▶ **GIVEN INSTRUCTION**
Write out each line exactly as given. Leave the pictures out of your copy.

▶ **DATA EXCERPTS**
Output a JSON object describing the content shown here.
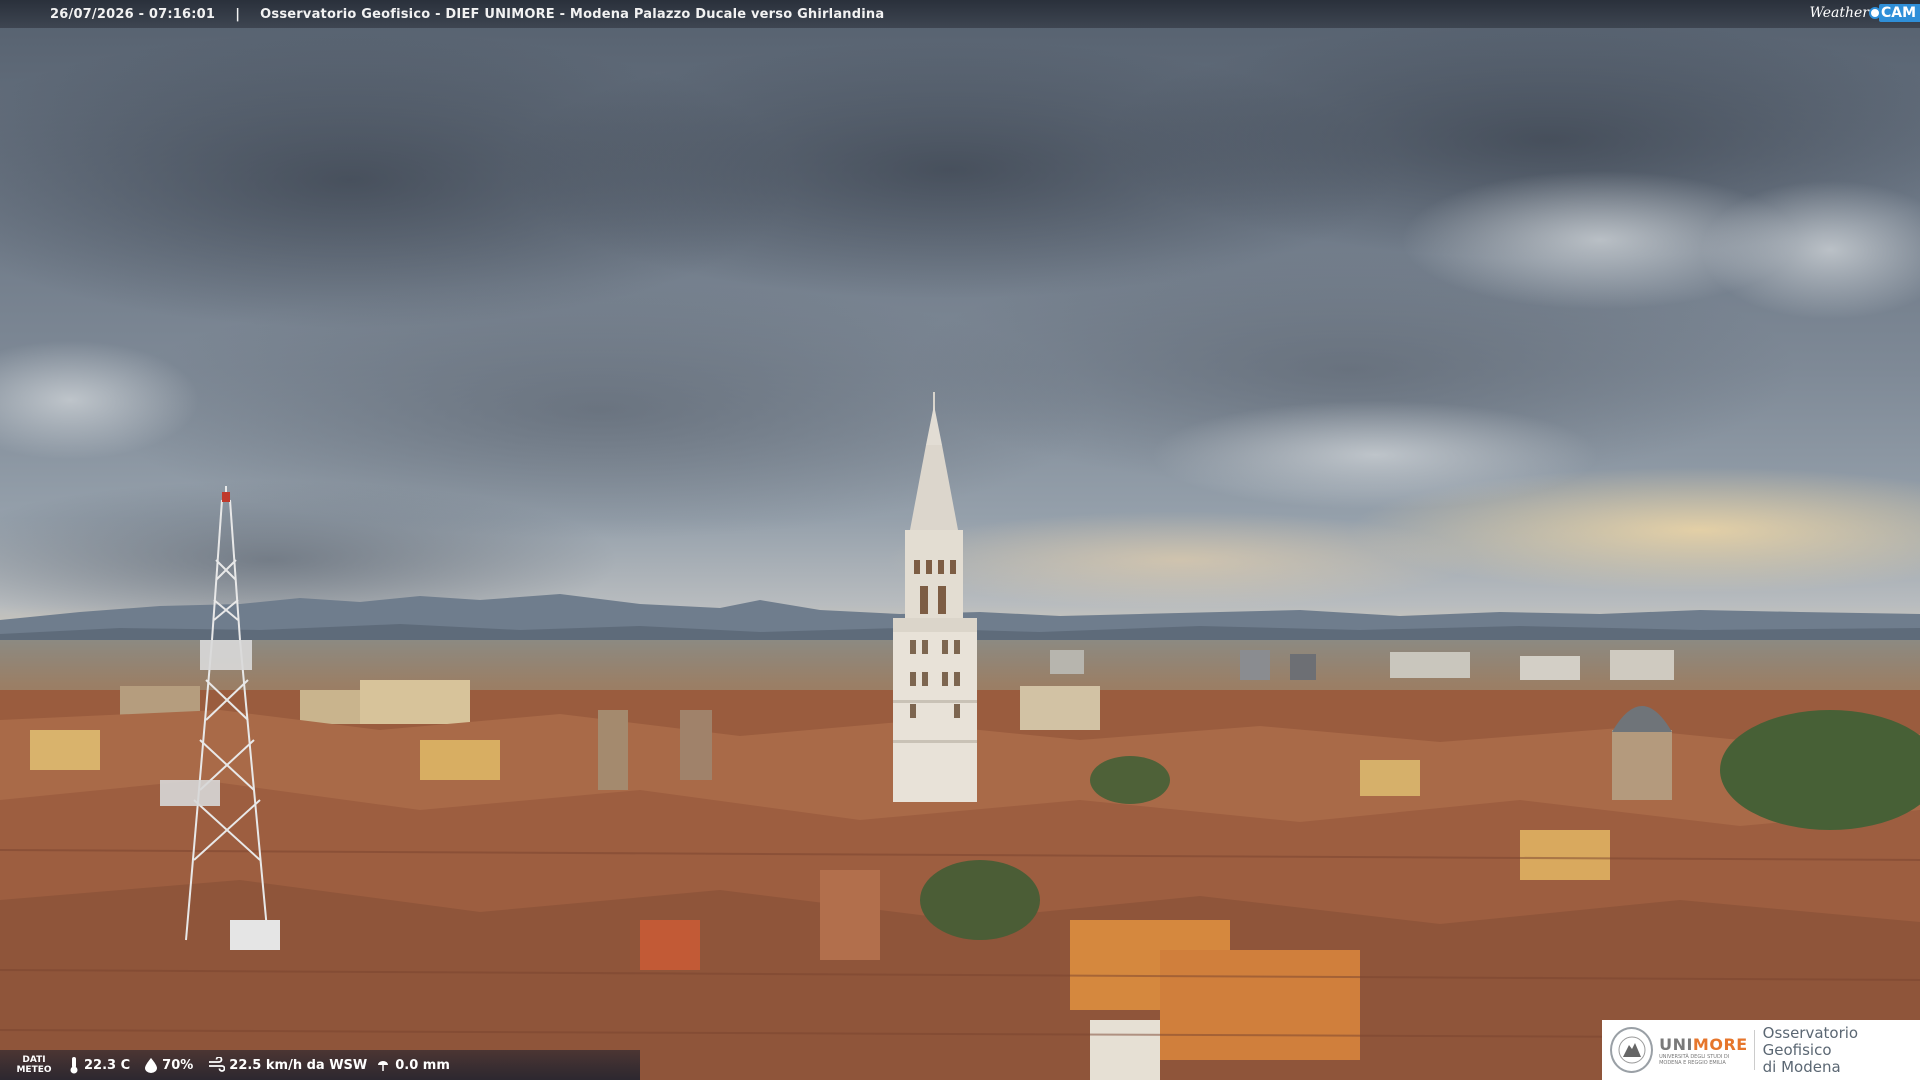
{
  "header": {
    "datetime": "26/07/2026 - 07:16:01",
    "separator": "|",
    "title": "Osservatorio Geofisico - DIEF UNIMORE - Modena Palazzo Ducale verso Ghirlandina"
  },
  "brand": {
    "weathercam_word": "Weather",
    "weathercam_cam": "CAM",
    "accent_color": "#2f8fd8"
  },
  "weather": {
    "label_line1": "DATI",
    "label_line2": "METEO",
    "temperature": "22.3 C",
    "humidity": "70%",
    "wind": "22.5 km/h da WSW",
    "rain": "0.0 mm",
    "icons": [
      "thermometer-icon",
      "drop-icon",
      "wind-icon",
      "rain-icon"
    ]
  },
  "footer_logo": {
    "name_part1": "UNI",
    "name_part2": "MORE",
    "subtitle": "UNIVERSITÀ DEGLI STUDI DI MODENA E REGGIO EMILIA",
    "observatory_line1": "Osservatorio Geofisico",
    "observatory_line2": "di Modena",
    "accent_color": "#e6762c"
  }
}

▶ **CORRECT OUTPUT**
Output a JSON object describing the content shown here.
{
  "header": {
    "datetime": "26/07/2026 - 07:16:01",
    "separator": "|",
    "title": "Osservatorio Geofisico - DIEF UNIMORE - Modena Palazzo Ducale verso Ghirlandina"
  },
  "brand": {
    "weathercam_word": "Weather",
    "weathercam_cam": "CAM",
    "accent_color": "#2f8fd8"
  },
  "weather": {
    "label_line1": "DATI",
    "label_line2": "METEO",
    "temperature": "22.3 C",
    "humidity": "70%",
    "wind": "22.5 km/h da WSW",
    "rain": "0.0 mm",
    "icons": [
      "thermometer-icon",
      "drop-icon",
      "wind-icon",
      "rain-icon"
    ]
  },
  "footer_logo": {
    "name_part1": "UNI",
    "name_part2": "MORE",
    "subtitle": "UNIVERSITÀ DEGLI STUDI DI MODENA E REGGIO EMILIA",
    "observatory_line1": "Osservatorio Geofisico",
    "observatory_line2": "di Modena",
    "accent_color": "#e6762c"
  }
}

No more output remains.